TASK OBJECTIVE → Give every entry again, word for word and in full.

══ DATA EXCERPTS ══

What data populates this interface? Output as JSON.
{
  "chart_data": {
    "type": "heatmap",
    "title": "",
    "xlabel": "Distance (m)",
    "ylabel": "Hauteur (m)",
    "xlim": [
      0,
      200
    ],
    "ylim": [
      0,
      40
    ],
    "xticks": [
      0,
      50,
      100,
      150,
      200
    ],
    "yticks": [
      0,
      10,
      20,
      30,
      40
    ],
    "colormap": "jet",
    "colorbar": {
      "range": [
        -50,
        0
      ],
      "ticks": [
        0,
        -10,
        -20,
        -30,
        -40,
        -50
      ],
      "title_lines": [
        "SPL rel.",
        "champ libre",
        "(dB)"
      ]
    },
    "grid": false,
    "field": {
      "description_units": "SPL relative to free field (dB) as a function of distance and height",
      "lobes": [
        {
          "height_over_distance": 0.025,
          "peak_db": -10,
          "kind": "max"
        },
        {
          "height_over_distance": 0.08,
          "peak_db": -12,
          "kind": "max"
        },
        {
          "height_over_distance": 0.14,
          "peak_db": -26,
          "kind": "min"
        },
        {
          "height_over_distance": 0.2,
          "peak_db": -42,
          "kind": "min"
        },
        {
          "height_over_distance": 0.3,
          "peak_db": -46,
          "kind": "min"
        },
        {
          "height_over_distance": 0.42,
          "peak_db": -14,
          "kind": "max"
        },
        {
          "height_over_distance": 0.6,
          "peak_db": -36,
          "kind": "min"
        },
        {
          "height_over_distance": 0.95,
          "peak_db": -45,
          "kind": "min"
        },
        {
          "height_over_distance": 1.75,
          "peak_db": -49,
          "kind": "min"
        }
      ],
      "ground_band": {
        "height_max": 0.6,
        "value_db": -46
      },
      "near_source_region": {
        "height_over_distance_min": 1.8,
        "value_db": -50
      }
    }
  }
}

═══

SOLUTION TO THIS TASK →
What data populates this interface? Output as JSON.
{
  "chart_data": {
    "type": "heatmap",
    "title": "",
    "xlabel": "Distance (m)",
    "ylabel": "Hauteur (m)",
    "xlim": [
      0,
      200
    ],
    "ylim": [
      0,
      40
    ],
    "xticks": [
      0,
      50,
      100,
      150,
      200
    ],
    "yticks": [
      0,
      10,
      20,
      30,
      40
    ],
    "colormap": "jet",
    "colorbar": {
      "range": [
        -50,
        0
      ],
      "ticks": [
        0,
        -10,
        -20,
        -30,
        -40,
        -50
      ],
      "title_lines": [
        "SPL rel.",
        "champ libre",
        "(dB)"
      ]
    },
    "grid": false,
    "field": {
      "description_units": "SPL relative to free field (dB) as a function of distance and height",
      "lobes": [
        {
          "height_over_distance": 0.025,
          "peak_db": -10,
          "kind": "max"
        },
        {
          "height_over_distance": 0.08,
          "peak_db": -12,
          "kind": "max"
        },
        {
          "height_over_distance": 0.14,
          "peak_db": -26,
          "kind": "min"
        },
        {
          "height_over_distance": 0.2,
          "peak_db": -42,
          "kind": "min"
        },
        {
          "height_over_distance": 0.3,
          "peak_db": -46,
          "kind": "min"
        },
        {
          "height_over_distance": 0.42,
          "peak_db": -14,
          "kind": "max"
        },
        {
          "height_over_distance": 0.6,
          "peak_db": -36,
          "kind": "min"
        },
        {
          "height_over_distance": 0.95,
          "peak_db": -45,
          "kind": "min"
        },
        {
          "height_over_distance": 1.75,
          "peak_db": -49,
          "kind": "min"
        }
      ],
      "ground_band": {
        "height_max": 0.6,
        "value_db": -46
      },
      "near_source_region": {
        "height_over_distance_min": 1.8,
        "value_db": -50
      }
    }
  }
}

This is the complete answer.